*EXERCISE DESCRIPTION:*
Lines containing the word "this" are to be counted; state their number and nothing further.

*SUPPLIED RECORDS:*
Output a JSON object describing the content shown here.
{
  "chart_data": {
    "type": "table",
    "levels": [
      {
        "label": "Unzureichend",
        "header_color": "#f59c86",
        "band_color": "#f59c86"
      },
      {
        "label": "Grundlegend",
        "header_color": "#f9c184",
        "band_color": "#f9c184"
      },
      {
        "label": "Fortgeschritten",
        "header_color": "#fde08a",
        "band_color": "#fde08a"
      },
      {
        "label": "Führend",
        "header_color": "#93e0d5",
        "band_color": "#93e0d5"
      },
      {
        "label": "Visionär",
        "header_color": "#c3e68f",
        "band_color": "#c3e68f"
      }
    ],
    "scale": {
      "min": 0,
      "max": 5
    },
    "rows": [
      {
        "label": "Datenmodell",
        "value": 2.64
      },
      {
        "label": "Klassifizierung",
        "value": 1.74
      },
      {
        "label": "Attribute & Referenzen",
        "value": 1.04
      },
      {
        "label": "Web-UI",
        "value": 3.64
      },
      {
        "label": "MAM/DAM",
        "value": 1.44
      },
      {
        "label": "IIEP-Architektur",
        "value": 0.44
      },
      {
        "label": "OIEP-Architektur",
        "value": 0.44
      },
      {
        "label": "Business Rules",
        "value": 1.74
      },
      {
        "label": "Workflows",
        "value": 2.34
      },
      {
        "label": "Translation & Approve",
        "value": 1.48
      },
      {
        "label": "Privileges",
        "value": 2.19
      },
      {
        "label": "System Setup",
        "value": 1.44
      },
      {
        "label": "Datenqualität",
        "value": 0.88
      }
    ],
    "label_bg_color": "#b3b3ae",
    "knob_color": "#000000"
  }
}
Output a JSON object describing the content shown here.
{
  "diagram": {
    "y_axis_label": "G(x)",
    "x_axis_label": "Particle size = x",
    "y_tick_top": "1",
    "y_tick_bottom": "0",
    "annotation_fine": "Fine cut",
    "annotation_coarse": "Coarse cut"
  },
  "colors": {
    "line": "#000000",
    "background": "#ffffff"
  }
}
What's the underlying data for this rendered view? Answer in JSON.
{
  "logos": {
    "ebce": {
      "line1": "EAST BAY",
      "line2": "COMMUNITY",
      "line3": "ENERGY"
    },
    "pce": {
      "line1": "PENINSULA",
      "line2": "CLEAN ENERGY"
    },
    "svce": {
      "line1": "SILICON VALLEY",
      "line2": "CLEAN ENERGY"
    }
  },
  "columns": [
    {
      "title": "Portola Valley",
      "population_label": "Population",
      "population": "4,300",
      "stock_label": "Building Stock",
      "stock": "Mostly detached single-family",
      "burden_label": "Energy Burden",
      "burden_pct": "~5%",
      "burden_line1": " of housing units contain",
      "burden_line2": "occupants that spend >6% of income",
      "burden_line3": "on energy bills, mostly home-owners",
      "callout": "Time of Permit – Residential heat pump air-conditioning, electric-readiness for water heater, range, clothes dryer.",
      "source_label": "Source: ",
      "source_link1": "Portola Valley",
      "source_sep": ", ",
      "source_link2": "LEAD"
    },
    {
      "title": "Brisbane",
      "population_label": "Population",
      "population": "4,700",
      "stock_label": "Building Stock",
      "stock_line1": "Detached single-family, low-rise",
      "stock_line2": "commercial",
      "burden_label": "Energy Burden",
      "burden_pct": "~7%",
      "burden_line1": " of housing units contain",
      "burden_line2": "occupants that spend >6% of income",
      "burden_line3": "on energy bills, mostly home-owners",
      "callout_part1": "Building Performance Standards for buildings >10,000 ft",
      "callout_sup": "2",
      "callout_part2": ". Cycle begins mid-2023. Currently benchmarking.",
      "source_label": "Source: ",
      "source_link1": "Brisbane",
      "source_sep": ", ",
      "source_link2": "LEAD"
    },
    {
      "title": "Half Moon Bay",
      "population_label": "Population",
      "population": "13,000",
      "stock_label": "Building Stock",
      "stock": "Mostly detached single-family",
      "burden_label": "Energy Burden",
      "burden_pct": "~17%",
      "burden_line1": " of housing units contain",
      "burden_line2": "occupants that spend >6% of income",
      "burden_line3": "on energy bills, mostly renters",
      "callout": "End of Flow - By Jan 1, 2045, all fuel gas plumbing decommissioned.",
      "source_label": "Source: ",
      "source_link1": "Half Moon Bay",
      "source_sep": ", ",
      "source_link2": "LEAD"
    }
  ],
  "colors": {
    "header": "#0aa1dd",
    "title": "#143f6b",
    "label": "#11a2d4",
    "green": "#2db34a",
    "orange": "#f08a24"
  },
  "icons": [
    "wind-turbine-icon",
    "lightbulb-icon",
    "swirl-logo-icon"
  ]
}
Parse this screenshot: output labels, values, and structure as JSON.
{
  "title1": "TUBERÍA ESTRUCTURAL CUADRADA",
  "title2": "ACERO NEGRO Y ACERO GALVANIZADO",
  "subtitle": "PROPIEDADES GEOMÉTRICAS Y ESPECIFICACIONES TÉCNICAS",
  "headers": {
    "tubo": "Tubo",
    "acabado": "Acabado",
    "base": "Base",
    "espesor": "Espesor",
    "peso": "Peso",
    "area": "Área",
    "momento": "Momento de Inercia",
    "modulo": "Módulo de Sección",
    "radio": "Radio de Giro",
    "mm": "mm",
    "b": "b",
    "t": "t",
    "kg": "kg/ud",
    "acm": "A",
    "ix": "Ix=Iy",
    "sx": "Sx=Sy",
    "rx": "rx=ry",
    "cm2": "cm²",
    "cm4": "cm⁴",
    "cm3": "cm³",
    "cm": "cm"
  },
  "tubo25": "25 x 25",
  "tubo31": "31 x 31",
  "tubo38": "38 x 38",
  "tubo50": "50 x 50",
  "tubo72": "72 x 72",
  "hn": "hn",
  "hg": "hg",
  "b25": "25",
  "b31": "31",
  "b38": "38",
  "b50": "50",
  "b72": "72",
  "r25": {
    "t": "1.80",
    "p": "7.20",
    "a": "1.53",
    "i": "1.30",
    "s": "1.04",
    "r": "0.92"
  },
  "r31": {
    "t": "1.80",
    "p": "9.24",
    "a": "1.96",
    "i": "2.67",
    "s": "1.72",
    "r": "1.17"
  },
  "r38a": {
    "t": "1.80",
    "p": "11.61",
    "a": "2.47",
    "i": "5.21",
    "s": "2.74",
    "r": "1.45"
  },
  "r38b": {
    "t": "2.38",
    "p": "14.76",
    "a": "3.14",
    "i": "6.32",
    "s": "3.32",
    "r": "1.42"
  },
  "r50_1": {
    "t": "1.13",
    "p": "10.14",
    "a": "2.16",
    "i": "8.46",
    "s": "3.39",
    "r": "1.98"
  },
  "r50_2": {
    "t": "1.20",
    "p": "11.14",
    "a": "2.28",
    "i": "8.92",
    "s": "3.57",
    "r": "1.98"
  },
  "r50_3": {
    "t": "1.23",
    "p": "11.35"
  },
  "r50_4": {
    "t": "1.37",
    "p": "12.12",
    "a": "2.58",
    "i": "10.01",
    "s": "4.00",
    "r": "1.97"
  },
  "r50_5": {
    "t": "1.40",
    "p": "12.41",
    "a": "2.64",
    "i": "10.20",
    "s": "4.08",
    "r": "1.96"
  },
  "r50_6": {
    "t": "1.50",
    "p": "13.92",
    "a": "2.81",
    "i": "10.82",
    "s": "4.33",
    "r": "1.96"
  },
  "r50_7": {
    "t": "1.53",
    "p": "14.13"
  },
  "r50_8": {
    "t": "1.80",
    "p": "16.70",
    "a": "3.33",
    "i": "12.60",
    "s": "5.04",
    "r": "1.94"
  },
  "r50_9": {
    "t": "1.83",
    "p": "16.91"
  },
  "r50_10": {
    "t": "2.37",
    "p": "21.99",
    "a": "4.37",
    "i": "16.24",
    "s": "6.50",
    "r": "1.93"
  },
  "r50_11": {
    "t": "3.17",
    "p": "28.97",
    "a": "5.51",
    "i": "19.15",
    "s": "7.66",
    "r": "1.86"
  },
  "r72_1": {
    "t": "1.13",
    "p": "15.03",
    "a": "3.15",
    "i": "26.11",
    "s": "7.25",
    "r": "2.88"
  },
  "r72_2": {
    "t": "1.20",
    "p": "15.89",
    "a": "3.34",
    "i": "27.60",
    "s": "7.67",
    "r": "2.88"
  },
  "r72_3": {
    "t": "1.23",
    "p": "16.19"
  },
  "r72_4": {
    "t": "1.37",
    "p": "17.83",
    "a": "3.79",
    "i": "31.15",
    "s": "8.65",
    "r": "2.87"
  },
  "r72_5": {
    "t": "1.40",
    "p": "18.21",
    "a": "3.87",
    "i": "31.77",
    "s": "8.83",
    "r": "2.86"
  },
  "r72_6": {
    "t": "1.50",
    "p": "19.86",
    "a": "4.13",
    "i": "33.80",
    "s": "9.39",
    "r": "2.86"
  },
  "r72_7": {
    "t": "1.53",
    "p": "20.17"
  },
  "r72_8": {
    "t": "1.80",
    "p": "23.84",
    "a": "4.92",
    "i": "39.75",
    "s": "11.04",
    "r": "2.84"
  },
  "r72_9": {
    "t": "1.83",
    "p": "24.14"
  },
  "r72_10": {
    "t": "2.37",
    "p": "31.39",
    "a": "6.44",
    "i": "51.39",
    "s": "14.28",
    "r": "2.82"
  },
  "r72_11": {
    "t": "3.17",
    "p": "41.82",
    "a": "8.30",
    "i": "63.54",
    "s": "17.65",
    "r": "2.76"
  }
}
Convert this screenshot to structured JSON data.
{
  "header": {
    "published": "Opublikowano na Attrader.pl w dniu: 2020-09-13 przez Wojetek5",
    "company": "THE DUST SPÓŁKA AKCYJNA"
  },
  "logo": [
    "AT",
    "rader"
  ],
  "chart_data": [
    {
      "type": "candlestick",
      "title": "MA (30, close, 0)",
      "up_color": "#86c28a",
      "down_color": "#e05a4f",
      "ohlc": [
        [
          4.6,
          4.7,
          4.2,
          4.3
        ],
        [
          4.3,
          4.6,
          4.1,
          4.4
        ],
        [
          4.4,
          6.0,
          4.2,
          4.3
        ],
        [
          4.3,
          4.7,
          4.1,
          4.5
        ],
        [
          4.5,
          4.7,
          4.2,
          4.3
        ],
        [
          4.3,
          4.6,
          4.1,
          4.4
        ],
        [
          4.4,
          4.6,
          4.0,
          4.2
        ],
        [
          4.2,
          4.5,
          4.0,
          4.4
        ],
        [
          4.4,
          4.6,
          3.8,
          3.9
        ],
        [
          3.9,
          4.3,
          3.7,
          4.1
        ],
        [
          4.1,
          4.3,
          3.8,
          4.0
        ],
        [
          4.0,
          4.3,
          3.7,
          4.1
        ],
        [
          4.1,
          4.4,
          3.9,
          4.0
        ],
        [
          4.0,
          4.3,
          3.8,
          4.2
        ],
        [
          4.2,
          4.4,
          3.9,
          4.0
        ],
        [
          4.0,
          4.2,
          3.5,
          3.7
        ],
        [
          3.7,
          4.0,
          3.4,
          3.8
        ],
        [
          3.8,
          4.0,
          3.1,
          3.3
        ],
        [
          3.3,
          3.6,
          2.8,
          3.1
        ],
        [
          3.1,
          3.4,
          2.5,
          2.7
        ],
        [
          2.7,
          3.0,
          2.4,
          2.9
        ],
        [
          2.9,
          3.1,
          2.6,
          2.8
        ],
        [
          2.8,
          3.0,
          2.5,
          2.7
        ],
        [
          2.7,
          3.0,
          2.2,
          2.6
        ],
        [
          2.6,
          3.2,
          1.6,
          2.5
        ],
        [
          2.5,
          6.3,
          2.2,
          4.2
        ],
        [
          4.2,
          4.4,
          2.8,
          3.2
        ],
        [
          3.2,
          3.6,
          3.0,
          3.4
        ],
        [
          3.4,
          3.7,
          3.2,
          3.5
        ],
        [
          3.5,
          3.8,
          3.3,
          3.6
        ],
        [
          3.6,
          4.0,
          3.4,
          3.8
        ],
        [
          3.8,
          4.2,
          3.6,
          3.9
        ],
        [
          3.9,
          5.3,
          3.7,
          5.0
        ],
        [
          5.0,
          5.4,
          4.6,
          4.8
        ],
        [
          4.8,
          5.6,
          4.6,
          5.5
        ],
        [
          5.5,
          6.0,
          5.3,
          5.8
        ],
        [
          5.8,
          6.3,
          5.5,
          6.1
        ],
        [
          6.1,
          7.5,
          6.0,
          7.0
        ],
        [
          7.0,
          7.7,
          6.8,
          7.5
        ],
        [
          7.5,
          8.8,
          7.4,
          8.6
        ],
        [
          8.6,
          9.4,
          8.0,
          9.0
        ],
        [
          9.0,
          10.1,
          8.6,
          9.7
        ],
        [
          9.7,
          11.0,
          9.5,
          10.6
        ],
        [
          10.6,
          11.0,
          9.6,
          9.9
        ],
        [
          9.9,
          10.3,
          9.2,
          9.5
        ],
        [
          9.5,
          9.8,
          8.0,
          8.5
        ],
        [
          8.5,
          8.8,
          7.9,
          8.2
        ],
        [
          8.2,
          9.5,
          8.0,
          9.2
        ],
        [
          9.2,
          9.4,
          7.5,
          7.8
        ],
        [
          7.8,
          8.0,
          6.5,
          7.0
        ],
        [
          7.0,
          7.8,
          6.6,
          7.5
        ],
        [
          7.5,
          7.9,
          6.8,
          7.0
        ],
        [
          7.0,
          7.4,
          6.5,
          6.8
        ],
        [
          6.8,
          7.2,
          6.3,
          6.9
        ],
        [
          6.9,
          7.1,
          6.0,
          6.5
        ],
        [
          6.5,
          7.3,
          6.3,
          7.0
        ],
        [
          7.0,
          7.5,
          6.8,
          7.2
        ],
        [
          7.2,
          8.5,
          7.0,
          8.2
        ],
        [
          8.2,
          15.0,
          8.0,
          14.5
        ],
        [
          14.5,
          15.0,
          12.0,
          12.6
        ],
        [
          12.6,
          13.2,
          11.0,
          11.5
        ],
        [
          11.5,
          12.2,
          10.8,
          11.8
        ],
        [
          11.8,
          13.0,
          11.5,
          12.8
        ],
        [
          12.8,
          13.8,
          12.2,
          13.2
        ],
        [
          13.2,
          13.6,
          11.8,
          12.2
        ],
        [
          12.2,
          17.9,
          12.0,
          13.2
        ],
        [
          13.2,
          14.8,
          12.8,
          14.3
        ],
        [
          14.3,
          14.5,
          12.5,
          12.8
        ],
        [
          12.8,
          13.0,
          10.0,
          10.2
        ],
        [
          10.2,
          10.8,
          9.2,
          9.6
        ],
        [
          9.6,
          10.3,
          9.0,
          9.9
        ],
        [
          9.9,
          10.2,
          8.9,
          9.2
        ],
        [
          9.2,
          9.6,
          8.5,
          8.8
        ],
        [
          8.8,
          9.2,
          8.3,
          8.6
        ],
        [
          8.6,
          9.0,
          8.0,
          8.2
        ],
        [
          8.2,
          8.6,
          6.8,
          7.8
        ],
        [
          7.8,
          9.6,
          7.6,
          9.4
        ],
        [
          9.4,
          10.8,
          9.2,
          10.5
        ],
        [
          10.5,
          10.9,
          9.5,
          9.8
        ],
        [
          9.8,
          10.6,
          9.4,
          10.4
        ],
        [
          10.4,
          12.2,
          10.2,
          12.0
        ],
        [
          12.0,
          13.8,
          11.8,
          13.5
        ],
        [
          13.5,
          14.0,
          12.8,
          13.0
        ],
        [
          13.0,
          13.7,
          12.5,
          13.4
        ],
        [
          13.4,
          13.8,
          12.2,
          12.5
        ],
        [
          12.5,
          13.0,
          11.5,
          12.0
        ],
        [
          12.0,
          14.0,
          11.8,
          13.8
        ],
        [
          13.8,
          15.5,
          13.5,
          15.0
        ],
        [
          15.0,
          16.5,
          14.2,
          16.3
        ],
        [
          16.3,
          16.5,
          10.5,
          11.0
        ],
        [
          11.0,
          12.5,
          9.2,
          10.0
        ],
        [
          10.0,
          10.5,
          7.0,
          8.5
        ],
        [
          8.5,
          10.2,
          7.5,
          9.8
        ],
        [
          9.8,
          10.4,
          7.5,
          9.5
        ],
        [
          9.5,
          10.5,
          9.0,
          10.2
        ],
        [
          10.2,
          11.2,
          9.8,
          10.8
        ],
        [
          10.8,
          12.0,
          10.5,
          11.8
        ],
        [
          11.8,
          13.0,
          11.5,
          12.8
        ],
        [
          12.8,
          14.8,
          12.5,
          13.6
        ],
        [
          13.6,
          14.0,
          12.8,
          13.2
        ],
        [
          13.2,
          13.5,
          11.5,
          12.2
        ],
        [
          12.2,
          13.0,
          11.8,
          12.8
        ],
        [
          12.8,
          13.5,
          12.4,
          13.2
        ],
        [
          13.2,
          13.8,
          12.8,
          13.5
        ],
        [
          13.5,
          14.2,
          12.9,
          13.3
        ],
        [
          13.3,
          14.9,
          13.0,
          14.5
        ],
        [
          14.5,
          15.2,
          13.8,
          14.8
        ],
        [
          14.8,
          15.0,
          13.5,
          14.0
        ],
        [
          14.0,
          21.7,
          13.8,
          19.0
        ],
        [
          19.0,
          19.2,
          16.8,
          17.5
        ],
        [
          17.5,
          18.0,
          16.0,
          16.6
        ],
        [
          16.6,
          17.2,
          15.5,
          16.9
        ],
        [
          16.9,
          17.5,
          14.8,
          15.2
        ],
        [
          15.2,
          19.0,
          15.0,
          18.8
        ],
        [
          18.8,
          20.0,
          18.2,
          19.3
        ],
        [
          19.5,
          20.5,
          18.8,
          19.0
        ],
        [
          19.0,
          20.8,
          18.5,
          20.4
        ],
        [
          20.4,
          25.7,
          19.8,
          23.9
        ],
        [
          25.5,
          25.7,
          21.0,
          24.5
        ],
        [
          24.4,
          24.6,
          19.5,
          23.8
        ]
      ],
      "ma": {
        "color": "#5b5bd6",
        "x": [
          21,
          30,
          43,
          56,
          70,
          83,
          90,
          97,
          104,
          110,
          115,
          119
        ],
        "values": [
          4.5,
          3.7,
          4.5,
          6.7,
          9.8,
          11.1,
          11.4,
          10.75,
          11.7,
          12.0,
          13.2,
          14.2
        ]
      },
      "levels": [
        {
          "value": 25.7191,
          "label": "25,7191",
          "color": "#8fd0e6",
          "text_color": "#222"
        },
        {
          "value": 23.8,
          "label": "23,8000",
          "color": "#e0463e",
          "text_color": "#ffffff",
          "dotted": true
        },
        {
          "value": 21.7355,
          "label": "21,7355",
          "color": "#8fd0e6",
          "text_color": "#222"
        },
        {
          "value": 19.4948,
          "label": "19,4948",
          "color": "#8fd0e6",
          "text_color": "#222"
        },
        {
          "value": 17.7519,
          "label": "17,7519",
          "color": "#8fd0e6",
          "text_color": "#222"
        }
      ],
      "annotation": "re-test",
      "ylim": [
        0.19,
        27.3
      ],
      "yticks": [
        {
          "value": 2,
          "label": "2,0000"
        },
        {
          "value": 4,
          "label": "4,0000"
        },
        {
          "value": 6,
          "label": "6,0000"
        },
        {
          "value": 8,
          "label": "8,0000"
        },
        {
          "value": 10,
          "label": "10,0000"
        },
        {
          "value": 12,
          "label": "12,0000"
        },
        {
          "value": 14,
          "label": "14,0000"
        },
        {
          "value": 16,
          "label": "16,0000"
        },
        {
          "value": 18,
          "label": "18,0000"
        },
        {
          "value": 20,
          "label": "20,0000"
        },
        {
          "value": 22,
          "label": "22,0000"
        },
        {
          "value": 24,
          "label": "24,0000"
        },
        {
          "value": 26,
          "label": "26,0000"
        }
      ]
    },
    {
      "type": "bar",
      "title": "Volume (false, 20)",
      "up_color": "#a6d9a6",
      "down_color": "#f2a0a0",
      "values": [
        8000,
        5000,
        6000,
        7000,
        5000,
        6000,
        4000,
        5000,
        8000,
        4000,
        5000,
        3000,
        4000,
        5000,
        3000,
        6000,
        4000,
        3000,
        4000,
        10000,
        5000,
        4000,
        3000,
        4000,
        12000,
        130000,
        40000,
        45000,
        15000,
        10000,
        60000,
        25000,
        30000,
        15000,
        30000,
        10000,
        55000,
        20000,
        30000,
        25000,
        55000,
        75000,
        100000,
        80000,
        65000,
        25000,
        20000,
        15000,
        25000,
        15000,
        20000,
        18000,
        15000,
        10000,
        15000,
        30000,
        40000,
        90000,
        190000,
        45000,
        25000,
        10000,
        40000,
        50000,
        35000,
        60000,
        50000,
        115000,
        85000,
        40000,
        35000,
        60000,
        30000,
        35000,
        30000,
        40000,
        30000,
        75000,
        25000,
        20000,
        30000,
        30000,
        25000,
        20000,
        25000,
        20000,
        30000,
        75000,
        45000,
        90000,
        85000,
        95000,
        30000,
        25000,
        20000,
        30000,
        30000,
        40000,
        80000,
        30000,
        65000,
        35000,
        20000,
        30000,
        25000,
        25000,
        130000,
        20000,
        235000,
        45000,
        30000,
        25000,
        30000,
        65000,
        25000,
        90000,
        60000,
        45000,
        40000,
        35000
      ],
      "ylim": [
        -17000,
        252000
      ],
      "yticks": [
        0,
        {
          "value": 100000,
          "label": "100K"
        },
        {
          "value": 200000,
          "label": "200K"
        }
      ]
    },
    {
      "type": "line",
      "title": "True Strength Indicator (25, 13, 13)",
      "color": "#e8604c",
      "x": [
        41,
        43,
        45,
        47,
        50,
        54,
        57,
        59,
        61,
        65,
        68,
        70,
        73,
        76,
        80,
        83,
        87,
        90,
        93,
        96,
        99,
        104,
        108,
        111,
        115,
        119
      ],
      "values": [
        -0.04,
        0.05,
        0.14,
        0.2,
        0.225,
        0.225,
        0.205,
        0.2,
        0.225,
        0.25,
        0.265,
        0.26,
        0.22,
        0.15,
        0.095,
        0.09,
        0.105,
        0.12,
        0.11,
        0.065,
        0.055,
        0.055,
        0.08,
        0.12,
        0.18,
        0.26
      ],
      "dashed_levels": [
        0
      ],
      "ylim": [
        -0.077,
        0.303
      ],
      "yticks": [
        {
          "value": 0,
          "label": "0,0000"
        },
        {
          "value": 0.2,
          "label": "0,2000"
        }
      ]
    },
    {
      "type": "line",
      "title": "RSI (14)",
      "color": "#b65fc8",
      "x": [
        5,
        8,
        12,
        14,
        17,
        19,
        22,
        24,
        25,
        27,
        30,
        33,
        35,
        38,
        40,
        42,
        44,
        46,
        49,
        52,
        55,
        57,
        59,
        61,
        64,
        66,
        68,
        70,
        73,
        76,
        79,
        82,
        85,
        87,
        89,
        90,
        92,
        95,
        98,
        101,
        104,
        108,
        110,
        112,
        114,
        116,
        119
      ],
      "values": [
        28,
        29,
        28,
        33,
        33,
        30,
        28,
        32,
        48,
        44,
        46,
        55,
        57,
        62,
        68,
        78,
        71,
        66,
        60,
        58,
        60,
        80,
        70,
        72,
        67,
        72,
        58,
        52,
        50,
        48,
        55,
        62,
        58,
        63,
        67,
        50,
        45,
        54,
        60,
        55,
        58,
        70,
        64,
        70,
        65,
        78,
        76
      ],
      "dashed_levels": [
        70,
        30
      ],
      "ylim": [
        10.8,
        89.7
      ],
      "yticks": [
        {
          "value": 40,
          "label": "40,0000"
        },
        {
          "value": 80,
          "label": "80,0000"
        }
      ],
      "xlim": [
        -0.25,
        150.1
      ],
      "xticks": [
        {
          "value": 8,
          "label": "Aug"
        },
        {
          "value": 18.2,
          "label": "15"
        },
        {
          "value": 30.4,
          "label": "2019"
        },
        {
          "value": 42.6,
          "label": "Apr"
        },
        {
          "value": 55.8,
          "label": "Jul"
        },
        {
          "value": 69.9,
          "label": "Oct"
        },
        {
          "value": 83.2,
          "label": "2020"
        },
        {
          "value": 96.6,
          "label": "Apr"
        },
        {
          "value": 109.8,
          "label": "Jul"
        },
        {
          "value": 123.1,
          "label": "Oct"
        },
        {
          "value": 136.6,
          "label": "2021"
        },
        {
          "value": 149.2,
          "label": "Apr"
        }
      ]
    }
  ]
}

*WRITTEN RESPONSE:*
3